- [Task]: Report how many lines of the following entries include the string "January"; respond with the number alone.
◇ ◇ ◇
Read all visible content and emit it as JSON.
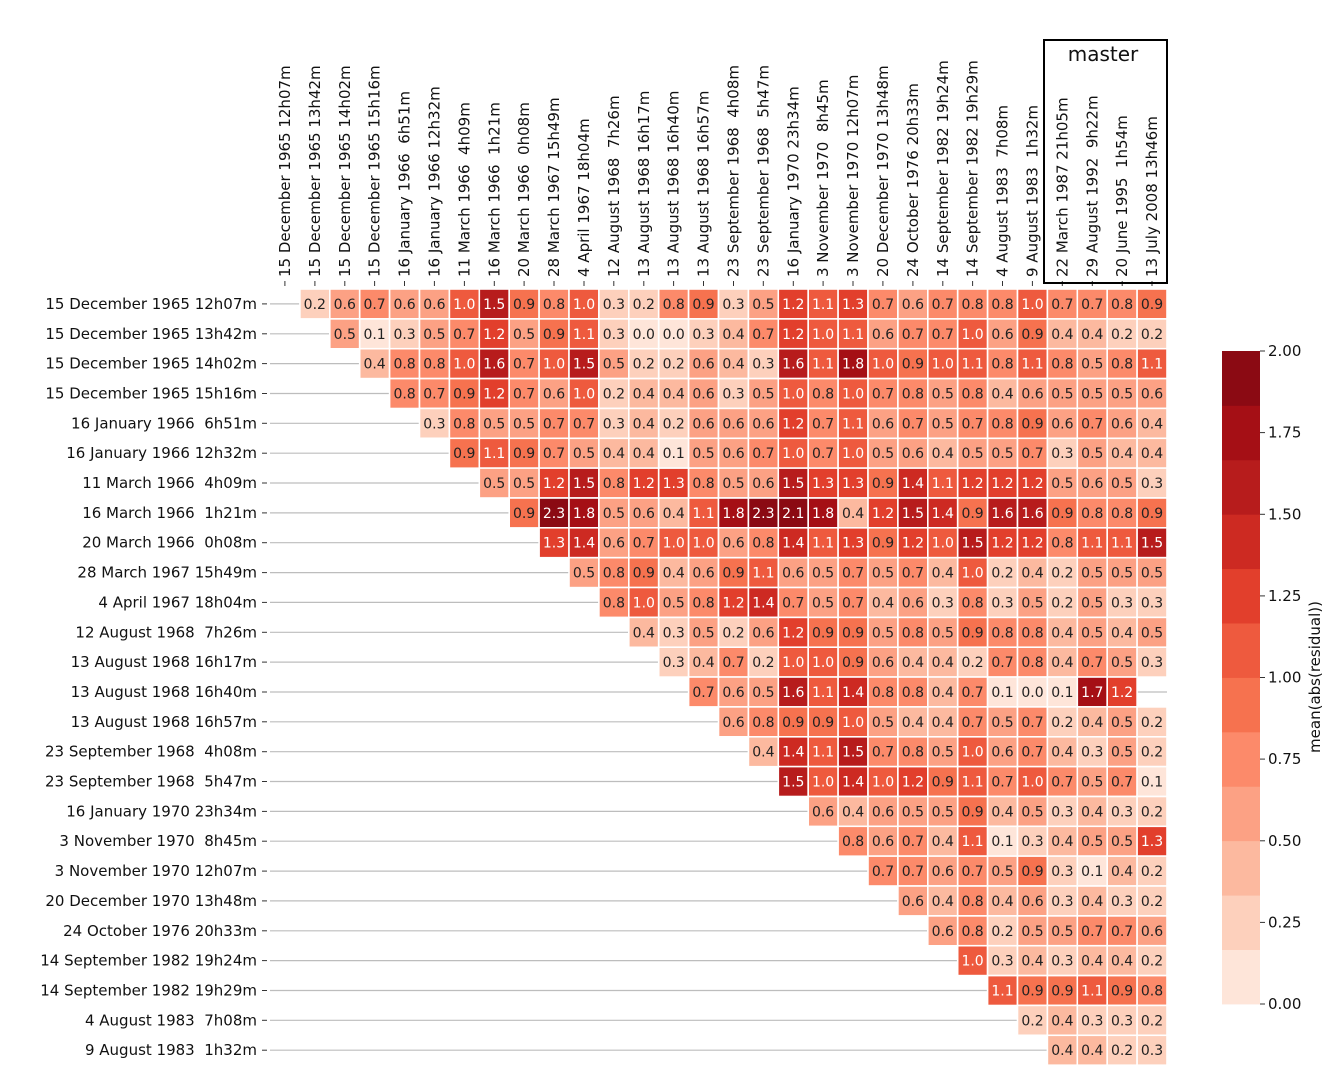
{
  "chart_data": {
    "type": "heatmap",
    "title": "",
    "labels": [
      "15 December 1965 12h07m",
      "15 December 1965 13h42m",
      "15 December 1965 14h02m",
      "15 December 1965 15h16m",
      "16 January 1966  6h51m",
      "16 January 1966 12h32m",
      "11 March 1966  4h09m",
      "16 March 1966  1h21m",
      "20 March 1966  0h08m",
      "28 March 1967 15h49m",
      "4 April 1967 18h04m",
      "12 August 1968  7h26m",
      "13 August 1968 16h17m",
      "13 August 1968 16h40m",
      "13 August 1968 16h57m",
      "23 September 1968  4h08m",
      "23 September 1968  5h47m",
      "16 January 1970 23h34m",
      "3 November 1970  8h45m",
      "3 November 1970 12h07m",
      "20 December 1970 13h48m",
      "24 October 1976 20h33m",
      "14 September 1982 19h24m",
      "14 September 1982 19h29m",
      "4 August 1983  7h08m",
      "9 August 1983  1h32m",
      "22 March 1987 21h05m",
      "29 August 1992  9h22m",
      "20 June 1995  1h54m",
      "13 July 2008 13h46m"
    ],
    "row_count": 26,
    "master_label": "master",
    "master_columns": [
      26,
      27,
      28,
      29
    ],
    "colorbar": {
      "label": "mean(abs(residual))",
      "min": 0,
      "max": 2,
      "ticks": [
        "0.00",
        "0.25",
        "0.50",
        "0.75",
        "1.00",
        "1.25",
        "1.50",
        "1.75",
        "2.00"
      ]
    },
    "rows": [
      [
        0.2,
        0.6,
        0.7,
        0.6,
        0.6,
        1.0,
        1.5,
        0.9,
        0.8,
        1.0,
        0.3,
        0.2,
        0.8,
        0.9,
        0.3,
        0.5,
        1.2,
        1.1,
        1.3,
        0.7,
        0.6,
        0.7,
        0.8,
        0.8,
        1.0,
        0.7,
        0.7,
        0.8,
        0.9
      ],
      [
        0.5,
        0.1,
        0.3,
        0.5,
        0.7,
        1.2,
        0.5,
        0.9,
        1.1,
        0.3,
        0.0,
        0.0,
        0.3,
        0.4,
        0.7,
        1.2,
        1.0,
        1.1,
        0.6,
        0.7,
        0.7,
        1.0,
        0.6,
        0.9,
        0.4,
        0.4,
        0.2,
        0.2
      ],
      [
        0.4,
        0.8,
        0.8,
        1.0,
        1.6,
        0.7,
        1.0,
        1.5,
        0.5,
        0.2,
        0.2,
        0.6,
        0.4,
        0.3,
        1.6,
        1.1,
        1.8,
        1.0,
        0.9,
        1.0,
        1.1,
        0.8,
        1.1,
        0.8,
        0.5,
        0.8,
        1.1
      ],
      [
        0.8,
        0.7,
        0.9,
        1.2,
        0.7,
        0.6,
        1.0,
        0.2,
        0.4,
        0.4,
        0.6,
        0.3,
        0.5,
        1.0,
        0.8,
        1.0,
        0.7,
        0.8,
        0.5,
        0.8,
        0.4,
        0.6,
        0.5,
        0.5,
        0.5,
        0.6
      ],
      [
        0.3,
        0.8,
        0.5,
        0.5,
        0.7,
        0.7,
        0.3,
        0.4,
        0.2,
        0.6,
        0.6,
        0.6,
        1.2,
        0.7,
        1.1,
        0.6,
        0.7,
        0.5,
        0.7,
        0.8,
        0.9,
        0.6,
        0.7,
        0.6,
        0.4
      ],
      [
        0.9,
        1.1,
        0.9,
        0.7,
        0.5,
        0.4,
        0.4,
        0.1,
        0.5,
        0.6,
        0.7,
        1.0,
        0.7,
        1.0,
        0.5,
        0.6,
        0.4,
        0.5,
        0.5,
        0.7,
        0.3,
        0.5,
        0.4,
        0.4
      ],
      [
        0.5,
        0.5,
        1.2,
        1.5,
        0.8,
        1.2,
        1.3,
        0.8,
        0.5,
        0.6,
        1.5,
        1.3,
        1.3,
        0.9,
        1.4,
        1.1,
        1.2,
        1.2,
        1.2,
        0.5,
        0.6,
        0.5,
        0.3
      ],
      [
        0.9,
        2.3,
        1.8,
        0.5,
        0.6,
        0.4,
        1.1,
        1.8,
        2.3,
        2.1,
        1.8,
        0.4,
        1.2,
        1.5,
        1.4,
        0.9,
        1.6,
        1.6,
        0.9,
        0.8,
        0.8,
        0.9
      ],
      [
        1.3,
        1.4,
        0.6,
        0.7,
        1.0,
        1.0,
        0.6,
        0.8,
        1.4,
        1.1,
        1.3,
        0.9,
        1.2,
        1.0,
        1.5,
        1.2,
        1.2,
        0.8,
        1.1,
        1.1,
        1.5
      ],
      [
        0.5,
        0.8,
        0.9,
        0.4,
        0.6,
        0.9,
        1.1,
        0.6,
        0.5,
        0.7,
        0.5,
        0.7,
        0.4,
        1.0,
        0.2,
        0.4,
        0.2,
        0.5,
        0.5,
        0.5
      ],
      [
        0.8,
        1.0,
        0.5,
        0.8,
        1.2,
        1.4,
        0.7,
        0.5,
        0.7,
        0.4,
        0.6,
        0.3,
        0.8,
        0.3,
        0.5,
        0.2,
        0.5,
        0.3,
        0.3
      ],
      [
        0.4,
        0.3,
        0.5,
        0.2,
        0.6,
        1.2,
        0.9,
        0.9,
        0.5,
        0.8,
        0.5,
        0.9,
        0.8,
        0.8,
        0.4,
        0.5,
        0.4,
        0.5
      ],
      [
        0.3,
        0.4,
        0.7,
        0.2,
        1.0,
        1.0,
        0.9,
        0.6,
        0.4,
        0.4,
        0.2,
        0.7,
        0.8,
        0.4,
        0.7,
        0.5,
        0.3
      ],
      [
        0.7,
        0.6,
        0.5,
        1.6,
        1.1,
        1.4,
        0.8,
        0.8,
        0.4,
        0.7,
        0.1,
        0.0,
        0.1,
        1.7,
        1.2,
        null
      ],
      [
        0.6,
        0.8,
        0.9,
        0.9,
        1.0,
        0.5,
        0.4,
        0.4,
        0.7,
        0.5,
        0.7,
        0.2,
        0.4,
        0.5,
        0.2
      ],
      [
        0.4,
        1.4,
        1.1,
        1.5,
        0.7,
        0.8,
        0.5,
        1.0,
        0.6,
        0.7,
        0.4,
        0.3,
        0.5,
        0.2
      ],
      [
        1.5,
        1.0,
        1.4,
        1.0,
        1.2,
        0.9,
        1.1,
        0.7,
        1.0,
        0.7,
        0.5,
        0.7,
        0.1
      ],
      [
        0.6,
        0.4,
        0.6,
        0.5,
        0.5,
        0.9,
        0.4,
        0.5,
        0.3,
        0.4,
        0.3,
        0.2
      ],
      [
        0.8,
        0.6,
        0.7,
        0.4,
        1.1,
        0.1,
        0.3,
        0.4,
        0.5,
        0.5,
        1.3
      ],
      [
        0.7,
        0.7,
        0.6,
        0.7,
        0.5,
        0.9,
        0.3,
        0.1,
        0.4,
        0.2
      ],
      [
        0.6,
        0.4,
        0.8,
        0.4,
        0.6,
        0.3,
        0.4,
        0.3,
        0.2
      ],
      [
        0.6,
        0.8,
        0.2,
        0.5,
        0.5,
        0.7,
        0.7,
        0.6
      ],
      [
        1.0,
        0.3,
        0.4,
        0.3,
        0.4,
        0.4,
        0.2
      ],
      [
        1.1,
        0.9,
        0.9,
        1.1,
        0.9,
        0.8
      ],
      [
        0.2,
        0.4,
        0.3,
        0.3,
        0.2
      ],
      [
        0.4,
        0.4,
        0.2,
        0.3
      ]
    ],
    "colors": [
      "#fee5d9",
      "#fdd0bc",
      "#fcb99f",
      "#fca184",
      "#fc8a6a",
      "#f6724f",
      "#ee5a3e",
      "#e23f2c",
      "#cd2a22",
      "#b71c1c",
      "#a50f15",
      "#8b0a13"
    ]
  }
}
◇ ◇ ◇
- [Result of the exercise]: 3